**Source data:**

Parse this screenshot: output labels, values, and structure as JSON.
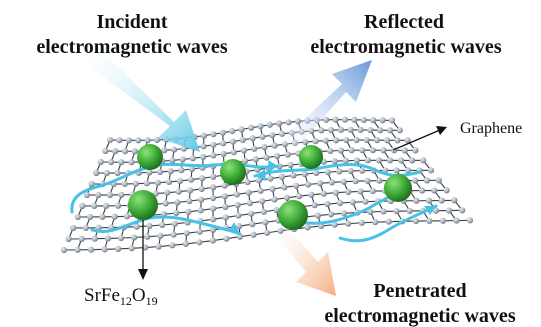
{
  "labels": {
    "incident_line1": "Incident",
    "incident_line2": "electromagnetic waves",
    "reflected_line1": "Reflected",
    "reflected_line2": "electromagnetic waves",
    "penetrated_line1": "Penetrated",
    "penetrated_line2": "electromagnetic waves",
    "graphene": "Graphene",
    "ferrite_base": "SrFe",
    "ferrite_sub1": "12",
    "ferrite_mid": "O",
    "ferrite_sub2": "19"
  },
  "colors": {
    "incident_arrow": "#7fd3ea",
    "reflected_arrow": "#6f9fd8",
    "penetrated_arrow": "#f6b88c",
    "wave_path": "#47c2e6",
    "sphere": "#3fae3a",
    "lattice_atom": "#a9b4bf",
    "lattice_bond": "#3a3f45"
  },
  "icons": {
    "particle": "green-sphere-icon",
    "atom": "carbon-atom-icon"
  }
}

**EXERCISE INSTRUCTIONS:** Quote the preceding records in their entirety, excluding every picture.

**FULL SOLUTION:**
Parse this screenshot: output labels, values, and structure as JSON.
{
  "labels": {
    "incident_line1": "Incident",
    "incident_line2": "electromagnetic waves",
    "reflected_line1": "Reflected",
    "reflected_line2": "electromagnetic waves",
    "penetrated_line1": "Penetrated",
    "penetrated_line2": "electromagnetic waves",
    "graphene": "Graphene",
    "ferrite_base": "SrFe",
    "ferrite_sub1": "12",
    "ferrite_mid": "O",
    "ferrite_sub2": "19"
  },
  "colors": {
    "incident_arrow": "#7fd3ea",
    "reflected_arrow": "#6f9fd8",
    "penetrated_arrow": "#f6b88c",
    "wave_path": "#47c2e6",
    "sphere": "#3fae3a",
    "lattice_atom": "#a9b4bf",
    "lattice_bond": "#3a3f45"
  },
  "icons": {
    "particle": "green-sphere-icon",
    "atom": "carbon-atom-icon"
  }
}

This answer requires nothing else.